Exercise goal: Each line below should be reproduced without any alteration.

Dataset excerpt
^^^^^^^^^^^^^^^^
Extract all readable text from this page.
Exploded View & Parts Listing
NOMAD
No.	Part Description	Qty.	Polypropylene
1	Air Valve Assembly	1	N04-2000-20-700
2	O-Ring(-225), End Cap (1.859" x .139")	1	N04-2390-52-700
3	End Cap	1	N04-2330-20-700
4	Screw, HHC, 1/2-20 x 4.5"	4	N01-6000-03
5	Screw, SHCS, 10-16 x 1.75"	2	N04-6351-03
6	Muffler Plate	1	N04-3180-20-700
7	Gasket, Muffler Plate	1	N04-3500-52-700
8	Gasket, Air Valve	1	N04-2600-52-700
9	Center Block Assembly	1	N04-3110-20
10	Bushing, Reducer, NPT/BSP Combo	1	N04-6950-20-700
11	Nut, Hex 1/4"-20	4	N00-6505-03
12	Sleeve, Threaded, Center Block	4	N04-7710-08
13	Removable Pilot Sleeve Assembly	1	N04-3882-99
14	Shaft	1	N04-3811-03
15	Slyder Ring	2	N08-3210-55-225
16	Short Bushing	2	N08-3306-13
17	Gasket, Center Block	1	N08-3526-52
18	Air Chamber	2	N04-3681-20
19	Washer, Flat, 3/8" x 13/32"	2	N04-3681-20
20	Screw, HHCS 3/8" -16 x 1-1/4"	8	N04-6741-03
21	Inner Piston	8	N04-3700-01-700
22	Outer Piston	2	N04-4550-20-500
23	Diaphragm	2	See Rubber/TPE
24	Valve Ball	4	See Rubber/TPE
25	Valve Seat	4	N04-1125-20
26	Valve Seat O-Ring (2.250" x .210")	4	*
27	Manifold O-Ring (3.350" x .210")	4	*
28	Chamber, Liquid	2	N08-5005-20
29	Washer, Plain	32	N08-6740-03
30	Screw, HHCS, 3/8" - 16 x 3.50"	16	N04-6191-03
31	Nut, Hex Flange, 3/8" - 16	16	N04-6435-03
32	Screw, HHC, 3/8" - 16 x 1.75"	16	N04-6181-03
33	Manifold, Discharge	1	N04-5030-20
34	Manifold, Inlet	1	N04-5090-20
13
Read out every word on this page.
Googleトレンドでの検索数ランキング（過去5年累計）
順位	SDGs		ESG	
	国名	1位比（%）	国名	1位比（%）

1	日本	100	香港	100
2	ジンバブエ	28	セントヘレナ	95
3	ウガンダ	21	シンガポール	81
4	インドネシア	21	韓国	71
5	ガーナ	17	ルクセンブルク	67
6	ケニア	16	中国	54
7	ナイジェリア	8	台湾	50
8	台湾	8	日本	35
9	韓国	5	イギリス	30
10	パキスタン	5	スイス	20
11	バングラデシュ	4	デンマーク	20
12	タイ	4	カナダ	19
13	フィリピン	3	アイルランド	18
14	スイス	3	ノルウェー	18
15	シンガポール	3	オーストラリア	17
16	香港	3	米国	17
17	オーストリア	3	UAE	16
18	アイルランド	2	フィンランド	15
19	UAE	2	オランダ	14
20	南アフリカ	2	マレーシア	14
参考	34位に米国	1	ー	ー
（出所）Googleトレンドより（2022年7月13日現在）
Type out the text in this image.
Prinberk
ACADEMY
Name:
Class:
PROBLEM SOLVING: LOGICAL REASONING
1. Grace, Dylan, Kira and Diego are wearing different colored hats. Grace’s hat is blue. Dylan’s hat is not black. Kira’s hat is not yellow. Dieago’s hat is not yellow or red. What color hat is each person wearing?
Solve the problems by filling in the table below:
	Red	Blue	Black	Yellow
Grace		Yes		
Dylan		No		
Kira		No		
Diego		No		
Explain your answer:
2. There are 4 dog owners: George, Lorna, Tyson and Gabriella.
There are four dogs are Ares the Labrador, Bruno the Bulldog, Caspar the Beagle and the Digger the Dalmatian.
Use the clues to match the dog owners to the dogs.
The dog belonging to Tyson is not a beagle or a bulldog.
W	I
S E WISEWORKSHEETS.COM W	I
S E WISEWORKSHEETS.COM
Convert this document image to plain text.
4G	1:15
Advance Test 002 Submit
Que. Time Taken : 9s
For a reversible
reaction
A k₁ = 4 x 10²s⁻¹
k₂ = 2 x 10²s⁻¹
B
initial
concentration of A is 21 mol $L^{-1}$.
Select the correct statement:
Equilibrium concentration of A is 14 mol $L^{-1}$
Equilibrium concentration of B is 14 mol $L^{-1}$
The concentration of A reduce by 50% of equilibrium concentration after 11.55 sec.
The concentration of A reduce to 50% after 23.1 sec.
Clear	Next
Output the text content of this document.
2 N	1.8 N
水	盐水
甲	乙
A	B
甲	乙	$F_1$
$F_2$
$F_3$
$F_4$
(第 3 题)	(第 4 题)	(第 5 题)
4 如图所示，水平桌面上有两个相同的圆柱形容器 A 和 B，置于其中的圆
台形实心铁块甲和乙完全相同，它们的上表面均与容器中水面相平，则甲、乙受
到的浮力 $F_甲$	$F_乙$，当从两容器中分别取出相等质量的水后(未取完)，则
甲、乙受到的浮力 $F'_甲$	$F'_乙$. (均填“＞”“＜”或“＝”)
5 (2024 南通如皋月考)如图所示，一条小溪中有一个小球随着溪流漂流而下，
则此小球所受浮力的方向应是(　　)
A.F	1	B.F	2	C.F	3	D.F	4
^^^^^^^^^^^^^^^^
Exercise answer:
Extract all readable text from this page.
Exploded View & Parts Listing
NOMAD
No.	Part Description	Qty.	Polypropylene
1	Air Valve Assembly	1	N04-2000-20-700
2	O-Ring(-225), End Cap (1.859" x .139")	1	N04-2390-52-700
3	End Cap	1	N04-2330-20-700
4	Screw, HHC, 1/2-20 x 4.5"	4	N01-6000-03
5	Screw, SHCS, 10-16 x 1.75"	2	N04-6351-03
6	Muffler Plate	1	N04-3180-20-700
7	Gasket, Muffler Plate	1	N04-3500-52-700
8	Gasket, Air Valve	1	N04-2600-52-700
9	Center Block Assembly	1	N04-3110-20
10	Bushing, Reducer, NPT/BSP Combo	1	N04-6950-20-700
11	Nut, Hex 1/4"-20	4	N00-6505-03
12	Sleeve, Threaded, Center Block	4	N04-7710-08
13	Removable Pilot Sleeve Assembly	1	N04-3882-99
14	Shaft	1	N04-3811-03
15	Slyder Ring	2	N08-3210-55-225
16	Short Bushing	2	N08-3306-13
17	Gasket, Center Block	1	N08-3526-52
18	Air Chamber	2	N04-3681-20
19	Washer, Flat, 3/8" x 13/32"	2	N04-3681-20
20	Screw, HHCS 3/8" -16 x 1-1/4"	8	N04-6741-03
21	Inner Piston	8	N04-3700-01-700
22	Outer Piston	2	N04-4550-20-500
23	Diaphragm	2	See Rubber/TPE
24	Valve Ball	4	See Rubber/TPE
25	Valve Seat	4	N04-1125-20
26	Valve Seat O-Ring (2.250" x .210")	4	*
27	Manifold O-Ring (3.350" x .210")	4	*
28	Chamber, Liquid	2	N08-5005-20
29	Washer, Plain	32	N08-6740-03
30	Screw, HHCS, 3/8" - 16 x 3.50"	16	N04-6191-03
31	Nut, Hex Flange, 3/8" - 16	16	N04-6435-03
32	Screw, HHC, 3/8" - 16 x 1.75"	16	N04-6181-03
33	Manifold, Discharge	1	N04-5030-20
34	Manifold, Inlet	1	N04-5090-20
13
Read out every word on this page.
Googleトレンドでの検索数ランキング（過去5年累計）
順位	SDGs		ESG	
	国名	1位比（%）	国名	1位比（%）

1	日本	100	香港	100
2	ジンバブエ	28	セントヘレナ	95
3	ウガンダ	21	シンガポール	81
4	インドネシア	21	韓国	71
5	ガーナ	17	ルクセンブルク	67
6	ケニア	16	中国	54
7	ナイジェリア	8	台湾	50
8	台湾	8	日本	35
9	韓国	5	イギリス	30
10	パキスタン	5	スイス	20
11	バングラデシュ	4	デンマーク	20
12	タイ	4	カナダ	19
13	フィリピン	3	アイルランド	18
14	スイス	3	ノルウェー	18
15	シンガポール	3	オーストラリア	17
16	香港	3	米国	17
17	オーストリア	3	UAE	16
18	アイルランド	2	フィンランド	15
19	UAE	2	オランダ	14
20	南アフリカ	2	マレーシア	14
参考	34位に米国	1	ー	ー
（出所）Googleトレンドより（2022年7月13日現在）
Type out the text in this image.
Prinberk
ACADEMY
Name:
Class:
PROBLEM SOLVING: LOGICAL REASONING
1. Grace, Dylan, Kira and Diego are wearing different colored hats. Grace’s hat is blue. Dylan’s hat is not black. Kira’s hat is not yellow. Dieago’s hat is not yellow or red. What color hat is each person wearing?
Solve the problems by filling in the table below:
	Red	Blue	Black	Yellow
Grace		Yes		
Dylan		No		
Kira		No		
Diego		No		
Explain your answer:
2. There are 4 dog owners: George, Lorna, Tyson and Gabriella.
There are four dogs are Ares the Labrador, Bruno the Bulldog, Caspar the Beagle and the Digger the Dalmatian.
Use the clues to match the dog owners to the dogs.
The dog belonging to Tyson is not a beagle or a bulldog.
W	I
S E WISEWORKSHEETS.COM W	I
S E WISEWORKSHEETS.COM
Convert this document image to plain text.
4G	1:15
Advance Test 002 Submit
Que. Time Taken : 9s
For a reversible
reaction
A k₁ = 4 x 10²s⁻¹
k₂ = 2 x 10²s⁻¹
B
initial
concentration of A is 21 mol $L^{-1}$.
Select the correct statement:
Equilibrium concentration of A is 14 mol $L^{-1}$
Equilibrium concentration of B is 14 mol $L^{-1}$
The concentration of A reduce by 50% of equilibrium concentration after 11.55 sec.
The concentration of A reduce to 50% after 23.1 sec.
Clear	Next
Output the text content of this document.
2 N	1.8 N
水	盐水
甲	乙
A	B
甲	乙	$F_1$
$F_2$
$F_3$
$F_4$
(第 3 题)	(第 4 题)	(第 5 题)
4 如图所示，水平桌面上有两个相同的圆柱形容器 A 和 B，置于其中的圆
台形实心铁块甲和乙完全相同，它们的上表面均与容器中水面相平，则甲、乙受
到的浮力 $F_甲$	$F_乙$，当从两容器中分别取出相等质量的水后(未取完)，则
甲、乙受到的浮力 $F'_甲$	$F'_乙$. (均填“＞”“＜”或“＝”)
5 (2024 南通如皋月考)如图所示，一条小溪中有一个小球随着溪流漂流而下，
则此小球所受浮力的方向应是(　　)
A.F	1	B.F	2	C.F	3	D.F	4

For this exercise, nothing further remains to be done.